**TASK INSTRUCTIONS**: Narrow the data below down to the lines containing "embuscade".
— START OF MATERIAL FOR THIS TASK —
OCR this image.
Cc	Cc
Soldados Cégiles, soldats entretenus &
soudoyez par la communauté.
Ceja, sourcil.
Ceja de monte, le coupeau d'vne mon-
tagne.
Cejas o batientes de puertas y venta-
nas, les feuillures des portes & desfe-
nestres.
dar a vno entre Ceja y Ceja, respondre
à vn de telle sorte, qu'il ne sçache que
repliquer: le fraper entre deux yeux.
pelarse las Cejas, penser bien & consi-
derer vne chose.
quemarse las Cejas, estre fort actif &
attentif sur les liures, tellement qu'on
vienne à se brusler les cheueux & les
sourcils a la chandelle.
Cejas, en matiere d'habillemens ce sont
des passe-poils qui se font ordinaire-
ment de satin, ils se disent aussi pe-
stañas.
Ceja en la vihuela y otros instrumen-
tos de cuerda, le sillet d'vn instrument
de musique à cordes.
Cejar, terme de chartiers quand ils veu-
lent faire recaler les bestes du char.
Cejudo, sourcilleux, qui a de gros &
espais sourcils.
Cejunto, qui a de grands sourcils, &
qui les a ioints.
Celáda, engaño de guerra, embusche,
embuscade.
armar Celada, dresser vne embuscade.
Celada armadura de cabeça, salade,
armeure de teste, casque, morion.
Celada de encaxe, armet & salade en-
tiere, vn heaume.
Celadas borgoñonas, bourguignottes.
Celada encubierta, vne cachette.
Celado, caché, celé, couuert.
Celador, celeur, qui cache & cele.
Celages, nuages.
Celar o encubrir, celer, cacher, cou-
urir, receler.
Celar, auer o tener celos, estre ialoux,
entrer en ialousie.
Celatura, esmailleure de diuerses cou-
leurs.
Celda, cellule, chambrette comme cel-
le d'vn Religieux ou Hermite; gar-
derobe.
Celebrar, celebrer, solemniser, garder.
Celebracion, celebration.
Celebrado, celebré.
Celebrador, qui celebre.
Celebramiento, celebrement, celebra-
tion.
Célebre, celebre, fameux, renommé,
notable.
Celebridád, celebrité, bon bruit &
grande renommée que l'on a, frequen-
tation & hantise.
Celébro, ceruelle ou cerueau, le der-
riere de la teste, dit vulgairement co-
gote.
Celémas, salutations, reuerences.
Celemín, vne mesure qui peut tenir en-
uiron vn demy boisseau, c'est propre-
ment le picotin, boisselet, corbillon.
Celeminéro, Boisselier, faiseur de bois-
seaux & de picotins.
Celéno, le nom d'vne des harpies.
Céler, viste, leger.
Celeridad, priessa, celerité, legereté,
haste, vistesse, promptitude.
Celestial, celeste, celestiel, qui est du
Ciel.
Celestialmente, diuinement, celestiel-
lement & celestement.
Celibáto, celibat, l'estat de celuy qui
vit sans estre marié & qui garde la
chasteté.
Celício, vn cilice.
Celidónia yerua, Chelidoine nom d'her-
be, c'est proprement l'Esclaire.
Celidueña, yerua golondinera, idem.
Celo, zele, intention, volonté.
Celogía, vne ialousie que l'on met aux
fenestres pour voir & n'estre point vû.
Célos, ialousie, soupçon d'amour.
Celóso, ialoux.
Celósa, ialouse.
— END OF MATERIAL FOR THIS TASK —
**ANSWER BELOW**:
embuscade.
armar Celada, dresser vne embuscade.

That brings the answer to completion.